▶ [Work item]
The expected output is every line from the one containing "Transcribe this image's" to the end of the data below, exactly, and no other line.

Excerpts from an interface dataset
------------------------

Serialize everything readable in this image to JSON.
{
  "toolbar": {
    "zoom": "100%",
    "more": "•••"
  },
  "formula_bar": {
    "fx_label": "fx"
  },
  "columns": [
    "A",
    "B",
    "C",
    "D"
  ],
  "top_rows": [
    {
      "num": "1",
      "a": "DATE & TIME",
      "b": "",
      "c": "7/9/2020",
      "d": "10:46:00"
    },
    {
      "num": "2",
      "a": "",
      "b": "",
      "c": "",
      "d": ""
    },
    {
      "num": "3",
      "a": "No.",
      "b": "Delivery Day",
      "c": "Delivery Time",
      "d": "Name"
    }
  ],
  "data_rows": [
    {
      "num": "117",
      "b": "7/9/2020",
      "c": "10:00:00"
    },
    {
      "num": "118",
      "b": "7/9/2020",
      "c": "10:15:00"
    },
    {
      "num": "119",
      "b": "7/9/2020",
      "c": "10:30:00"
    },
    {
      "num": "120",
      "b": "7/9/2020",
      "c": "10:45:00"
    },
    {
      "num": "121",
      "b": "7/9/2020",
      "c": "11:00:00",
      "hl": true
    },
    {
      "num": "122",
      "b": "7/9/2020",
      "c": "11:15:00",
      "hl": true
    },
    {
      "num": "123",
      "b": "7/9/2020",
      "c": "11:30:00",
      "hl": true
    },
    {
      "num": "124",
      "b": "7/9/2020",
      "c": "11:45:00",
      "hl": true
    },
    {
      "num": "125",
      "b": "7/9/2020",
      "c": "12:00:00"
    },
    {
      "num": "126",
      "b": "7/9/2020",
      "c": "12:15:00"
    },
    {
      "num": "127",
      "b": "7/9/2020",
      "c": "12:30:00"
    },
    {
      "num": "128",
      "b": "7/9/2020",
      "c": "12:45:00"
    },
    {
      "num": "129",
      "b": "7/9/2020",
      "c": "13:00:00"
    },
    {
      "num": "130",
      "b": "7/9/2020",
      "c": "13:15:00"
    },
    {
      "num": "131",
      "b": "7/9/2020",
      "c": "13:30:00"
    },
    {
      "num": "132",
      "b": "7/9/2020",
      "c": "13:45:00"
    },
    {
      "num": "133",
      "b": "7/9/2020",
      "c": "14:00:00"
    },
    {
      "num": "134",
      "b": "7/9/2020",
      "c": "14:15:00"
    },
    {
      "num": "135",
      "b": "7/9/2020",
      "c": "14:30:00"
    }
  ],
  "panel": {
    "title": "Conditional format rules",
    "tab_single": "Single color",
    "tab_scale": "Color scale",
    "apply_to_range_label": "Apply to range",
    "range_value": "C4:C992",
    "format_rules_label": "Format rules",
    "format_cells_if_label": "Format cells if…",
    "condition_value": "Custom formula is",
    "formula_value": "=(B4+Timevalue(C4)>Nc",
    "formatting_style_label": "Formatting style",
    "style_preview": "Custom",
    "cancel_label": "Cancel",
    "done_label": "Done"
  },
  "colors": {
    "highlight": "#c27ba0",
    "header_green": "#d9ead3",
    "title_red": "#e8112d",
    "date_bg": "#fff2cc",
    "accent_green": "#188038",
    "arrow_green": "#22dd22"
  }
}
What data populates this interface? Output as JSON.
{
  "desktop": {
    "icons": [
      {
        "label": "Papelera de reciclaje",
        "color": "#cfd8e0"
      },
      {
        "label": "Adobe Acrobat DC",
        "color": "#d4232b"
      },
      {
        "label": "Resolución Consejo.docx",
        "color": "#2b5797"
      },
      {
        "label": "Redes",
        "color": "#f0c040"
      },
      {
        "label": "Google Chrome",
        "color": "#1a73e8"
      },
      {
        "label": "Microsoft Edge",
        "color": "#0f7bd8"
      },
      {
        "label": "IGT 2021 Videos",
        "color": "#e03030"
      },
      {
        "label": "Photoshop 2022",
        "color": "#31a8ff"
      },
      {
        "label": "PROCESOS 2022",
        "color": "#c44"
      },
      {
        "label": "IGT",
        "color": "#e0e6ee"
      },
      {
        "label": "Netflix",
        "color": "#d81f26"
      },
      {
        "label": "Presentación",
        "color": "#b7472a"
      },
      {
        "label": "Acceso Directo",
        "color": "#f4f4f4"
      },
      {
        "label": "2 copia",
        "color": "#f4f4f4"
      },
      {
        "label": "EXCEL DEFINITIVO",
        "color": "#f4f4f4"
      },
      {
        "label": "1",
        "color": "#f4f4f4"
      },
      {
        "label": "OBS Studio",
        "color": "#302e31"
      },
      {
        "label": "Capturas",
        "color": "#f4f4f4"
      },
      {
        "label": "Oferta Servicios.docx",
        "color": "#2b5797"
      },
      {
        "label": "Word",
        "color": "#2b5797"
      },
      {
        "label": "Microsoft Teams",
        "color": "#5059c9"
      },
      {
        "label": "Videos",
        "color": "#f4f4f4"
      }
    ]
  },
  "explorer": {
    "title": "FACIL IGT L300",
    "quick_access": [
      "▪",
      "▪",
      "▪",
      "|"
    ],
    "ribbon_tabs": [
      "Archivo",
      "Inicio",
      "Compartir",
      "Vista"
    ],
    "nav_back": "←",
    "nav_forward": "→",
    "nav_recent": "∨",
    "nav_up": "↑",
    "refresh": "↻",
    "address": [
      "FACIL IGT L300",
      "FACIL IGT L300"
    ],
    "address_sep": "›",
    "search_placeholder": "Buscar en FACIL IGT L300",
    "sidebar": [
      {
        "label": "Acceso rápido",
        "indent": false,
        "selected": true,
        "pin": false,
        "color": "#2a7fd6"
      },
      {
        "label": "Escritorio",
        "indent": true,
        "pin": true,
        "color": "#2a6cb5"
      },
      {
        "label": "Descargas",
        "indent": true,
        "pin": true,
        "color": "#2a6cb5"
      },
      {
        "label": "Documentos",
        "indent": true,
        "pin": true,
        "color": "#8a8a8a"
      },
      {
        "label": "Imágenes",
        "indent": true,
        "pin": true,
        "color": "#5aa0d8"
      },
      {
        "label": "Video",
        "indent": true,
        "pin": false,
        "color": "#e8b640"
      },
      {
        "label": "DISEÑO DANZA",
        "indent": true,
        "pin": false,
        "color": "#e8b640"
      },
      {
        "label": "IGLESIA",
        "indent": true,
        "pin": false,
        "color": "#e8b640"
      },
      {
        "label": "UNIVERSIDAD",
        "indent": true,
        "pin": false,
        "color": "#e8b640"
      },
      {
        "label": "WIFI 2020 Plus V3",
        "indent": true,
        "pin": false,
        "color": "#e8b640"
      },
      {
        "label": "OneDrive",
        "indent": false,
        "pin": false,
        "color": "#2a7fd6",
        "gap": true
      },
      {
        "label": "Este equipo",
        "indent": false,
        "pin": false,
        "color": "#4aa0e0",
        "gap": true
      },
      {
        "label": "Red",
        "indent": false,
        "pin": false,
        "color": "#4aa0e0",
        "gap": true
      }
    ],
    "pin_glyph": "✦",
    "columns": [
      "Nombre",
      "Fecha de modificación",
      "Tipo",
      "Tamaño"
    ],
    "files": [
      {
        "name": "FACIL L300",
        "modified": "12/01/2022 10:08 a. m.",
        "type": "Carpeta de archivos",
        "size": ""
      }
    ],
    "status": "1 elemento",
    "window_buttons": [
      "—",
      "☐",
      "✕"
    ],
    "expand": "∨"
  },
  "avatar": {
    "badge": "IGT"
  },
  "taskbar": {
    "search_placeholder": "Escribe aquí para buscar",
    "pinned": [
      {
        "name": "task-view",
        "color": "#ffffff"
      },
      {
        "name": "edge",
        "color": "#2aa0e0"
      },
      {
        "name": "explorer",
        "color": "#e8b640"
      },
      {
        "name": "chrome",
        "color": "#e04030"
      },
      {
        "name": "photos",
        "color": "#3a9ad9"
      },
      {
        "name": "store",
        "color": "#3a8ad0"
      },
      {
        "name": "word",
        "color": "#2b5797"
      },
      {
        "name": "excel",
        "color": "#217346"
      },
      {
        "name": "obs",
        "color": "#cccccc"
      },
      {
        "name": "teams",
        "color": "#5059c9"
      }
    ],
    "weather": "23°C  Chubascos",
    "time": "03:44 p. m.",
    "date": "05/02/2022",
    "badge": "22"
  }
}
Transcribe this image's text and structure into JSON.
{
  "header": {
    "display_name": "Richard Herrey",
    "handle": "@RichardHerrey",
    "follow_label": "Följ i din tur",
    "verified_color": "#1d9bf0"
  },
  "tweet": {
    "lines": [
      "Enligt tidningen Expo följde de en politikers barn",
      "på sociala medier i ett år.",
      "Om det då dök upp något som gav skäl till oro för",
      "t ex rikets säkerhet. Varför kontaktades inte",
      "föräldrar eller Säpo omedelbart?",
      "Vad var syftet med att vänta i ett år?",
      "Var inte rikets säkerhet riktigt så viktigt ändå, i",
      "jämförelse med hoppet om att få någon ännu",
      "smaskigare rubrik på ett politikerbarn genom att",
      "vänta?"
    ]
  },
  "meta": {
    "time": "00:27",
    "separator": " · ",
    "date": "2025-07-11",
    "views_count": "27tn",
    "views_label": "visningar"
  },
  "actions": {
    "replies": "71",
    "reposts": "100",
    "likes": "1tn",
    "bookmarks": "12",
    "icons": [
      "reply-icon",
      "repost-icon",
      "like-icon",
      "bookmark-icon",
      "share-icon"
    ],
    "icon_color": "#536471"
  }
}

------------------------

▶ [Result of the exercise]
Transcribe this image's text and structure into JSON.
{
  "header": {
    "display_name": "Richard Herrey",
    "handle": "@RichardHerrey",
    "follow_label": "Följ i din tur",
    "verified_color": "#1d9bf0"
  },
  "tweet": {
    "lines": [
      "Enligt tidningen Expo följde de en politikers barn",
      "på sociala medier i ett år.",
      "Om det då dök upp något som gav skäl till oro för",
      "t ex rikets säkerhet. Varför kontaktades inte",
      "föräldrar eller Säpo omedelbart?",
      "Vad var syftet med att vänta i ett år?",
      "Var inte rikets säkerhet riktigt så viktigt ändå, i",
      "jämförelse med hoppet om att få någon ännu",
      "smaskigare rubrik på ett politikerbarn genom att",
      "vänta?"
    ]
  },
  "meta": {
    "time": "00:27",
    "separator": " · ",
    "date": "2025-07-11",
    "views_count": "27tn",
    "views_label": "visningar"
  },
  "actions": {
    "replies": "71",
    "reposts": "100",
    "likes": "1tn",
    "bookmarks": "12",
    "icons": [
      "reply-icon",
      "repost-icon",
      "like-icon",
      "bookmark-icon",
      "share-icon"
    ],
    "icon_color": "#536471"
  }
}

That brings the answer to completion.